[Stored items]
────────────────

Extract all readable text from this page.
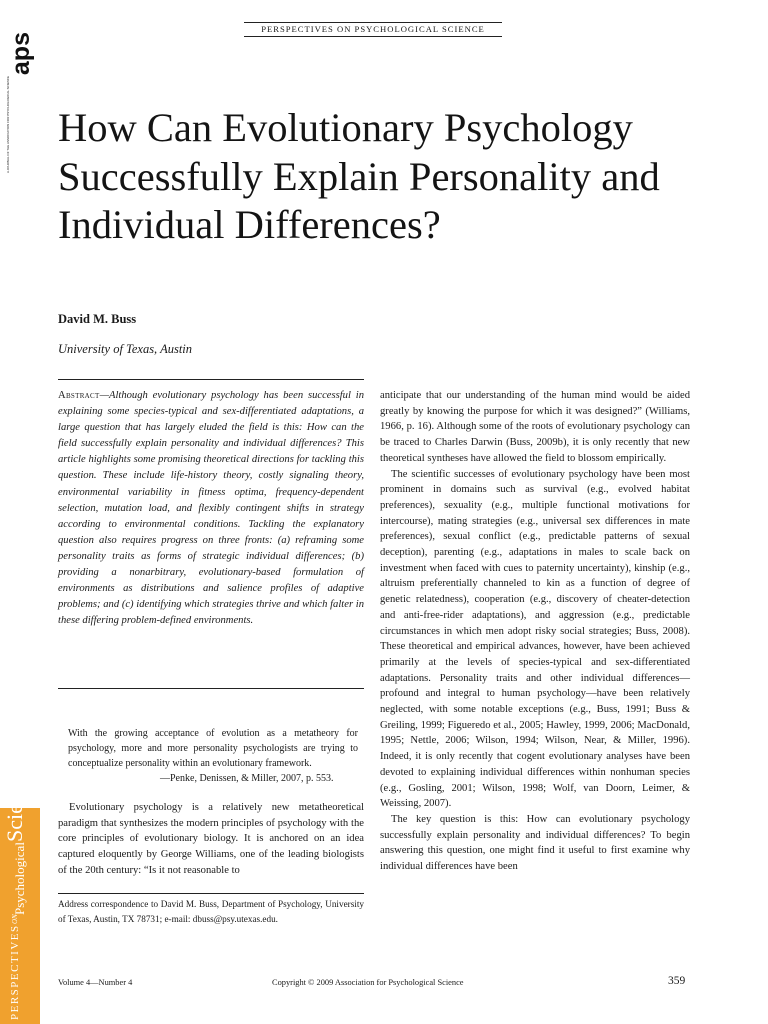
PERSPECTIVES ON PSYCHOLOGICAL SCIENCE
aps
A JOURNAL OF THE ASSOCIATION FOR PSYCHOLOGICAL SCIENCE How Can Evolutionary Psychology Successfully Explain Personality and Individual Differences?
David M. Buss
University of Texas, Austin
Abstract—Although evolutionary psychology has been successful in explaining some species-typical and sex-differentiated adaptations, a large question that has largely eluded the field is this: How can the field successfully explain personality and individual differences? This article highlights some promising theoretical directions for tackling this question. These include life-history theory, costly signaling theory, environmental variability in fitness optima, frequency-dependent selection, mutation load, and flexibly contingent shifts in strategy according to environmental conditions. Tackling the explanatory question also requires progress on three fronts: (a) reframing some personality traits as forms of strategic individual differences; (b) providing a nonarbitrary, evolutionary-based formulation of environments as distributions and salience profiles of adaptive problems; and (c) identifying which strategies thrive and which falter in these differing problem-defined environments.
With the growing acceptance of evolution as a metatheory for psychology, more and more personality psychologists are trying to conceptualize personality within an evolutionary framework.
—Penke, Denissen, & Miller, 2007, p. 553.

Evolutionary psychology is a relatively new metatheoretical paradigm that synthesizes the modern principles of psychology with the core principles of evolutionary biology. It is anchored on an idea captured eloquently by George Williams, one of the leading biologists of the 20th century: “Is it not reasonable to

Address correspondence to David M. Buss, Department of Psychology, University of Texas, Austin, TX 78731; e-mail: dbuss@psy.utexas.edu.

anticipate that our understanding of the human mind would be aided greatly by knowing the purpose for which it was designed?” (Williams, 1966, p. 16). Although some of the roots of evolutionary psychology can be traced to Charles Darwin (Buss, 2009b), it is only recently that new theoretical syntheses have allowed the field to blossom empirically.

The scientific successes of evolutionary psychology have been most prominent in domains such as survival (e.g., evolved habitat preferences), sexuality (e.g., multiple functional motivations for intercourse), mating strategies (e.g., universal sex differences in mate preferences), sexual conflict (e.g., predictable patterns of sexual deception), parenting (e.g., adaptations in males to scale back on investment when faced with cues to paternity uncertainty), kinship (e.g., altruism preferentially channeled to kin as a function of degree of genetic relatedness), cooperation (e.g., discovery of cheater-detection and anti-free-rider adaptations), and aggression (e.g., predictable circumstances in which men adopt risky social strategies; Buss, 2008). These theoretical and empirical advances, however, have been achieved primarily at the levels of species-typical and sex-differentiated adaptations. Personality traits and other individual differences—profound and integral to human psychology—have been relatively neglected, with some notable exceptions (e.g., Buss, 1991; Buss & Greiling, 1999; Figueredo et al., 2005; Hawley, 1999, 2006; MacDonald, 1995; Nettle, 2006; Wilson, 1994; Wilson, Near, & Miller, 1996). Indeed, it is only recently that cogent evolutionary analyses have been devoted to explaining individual differences within nonhuman species (e.g., Gosling, 2001; Wilson, 1998; Wolf, van Doorn, Leimer, & Weissing, 2007).

The key question is this: How can evolutionary psychology successfully explain personality and individual differences? To begin answering this question, one might find it useful to first examine why individual differences have been

PERSPECTIVES
ON
Psychological
Science
Volume 4—Number 4	Copyright © 2009 Association for Psychological Science	359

────────────────

■ **WORK TO BE COMPLETED**
Copy every entry exactly as written. Pictures are excluded.

■ **EXERCISE RESPONSE**
Extract all readable text from this page.
PERSPECTIVES ON PSYCHOLOGICAL SCIENCE
aps
A JOURNAL OF THE ASSOCIATION FOR PSYCHOLOGICAL SCIENCE How Can Evolutionary Psychology Successfully Explain Personality and Individual Differences?
David M. Buss
University of Texas, Austin
Abstract—Although evolutionary psychology has been successful in explaining some species-typical and sex-differentiated adaptations, a large question that has largely eluded the field is this: How can the field successfully explain personality and individual differences? This article highlights some promising theoretical directions for tackling this question. These include life-history theory, costly signaling theory, environmental variability in fitness optima, frequency-dependent selection, mutation load, and flexibly contingent shifts in strategy according to environmental conditions. Tackling the explanatory question also requires progress on three fronts: (a) reframing some personality traits as forms of strategic individual differences; (b) providing a nonarbitrary, evolutionary-based formulation of environments as distributions and salience profiles of adaptive problems; and (c) identifying which strategies thrive and which falter in these differing problem-defined environments.
With the growing acceptance of evolution as a metatheory for psychology, more and more personality psychologists are trying to conceptualize personality within an evolutionary framework.
—Penke, Denissen, & Miller, 2007, p. 553.

Evolutionary psychology is a relatively new metatheoretical paradigm that synthesizes the modern principles of psychology with the core principles of evolutionary biology. It is anchored on an idea captured eloquently by George Williams, one of the leading biologists of the 20th century: “Is it not reasonable to

Address correspondence to David M. Buss, Department of Psychology, University of Texas, Austin, TX 78731; e-mail: dbuss@psy.utexas.edu.

anticipate that our understanding of the human mind would be aided greatly by knowing the purpose for which it was designed?” (Williams, 1966, p. 16). Although some of the roots of evolutionary psychology can be traced to Charles Darwin (Buss, 2009b), it is only recently that new theoretical syntheses have allowed the field to blossom empirically.

The scientific successes of evolutionary psychology have been most prominent in domains such as survival (e.g., evolved habitat preferences), sexuality (e.g., multiple functional motivations for intercourse), mating strategies (e.g., universal sex differences in mate preferences), sexual conflict (e.g., predictable patterns of sexual deception), parenting (e.g., adaptations in males to scale back on investment when faced with cues to paternity uncertainty), kinship (e.g., altruism preferentially channeled to kin as a function of degree of genetic relatedness), cooperation (e.g., discovery of cheater-detection and anti-free-rider adaptations), and aggression (e.g., predictable circumstances in which men adopt risky social strategies; Buss, 2008). These theoretical and empirical advances, however, have been achieved primarily at the levels of species-typical and sex-differentiated adaptations. Personality traits and other individual differences—profound and integral to human psychology—have been relatively neglected, with some notable exceptions (e.g., Buss, 1991; Buss & Greiling, 1999; Figueredo et al., 2005; Hawley, 1999, 2006; MacDonald, 1995; Nettle, 2006; Wilson, 1994; Wilson, Near, & Miller, 1996). Indeed, it is only recently that cogent evolutionary analyses have been devoted to explaining individual differences within nonhuman species (e.g., Gosling, 2001; Wilson, 1998; Wolf, van Doorn, Leimer, & Weissing, 2007).

The key question is this: How can evolutionary psychology successfully explain personality and individual differences? To begin answering this question, one might find it useful to first examine why individual differences have been

PERSPECTIVES
ON
Psychological
Science
Volume 4—Number 4	Copyright © 2009 Association for Psychological Science	359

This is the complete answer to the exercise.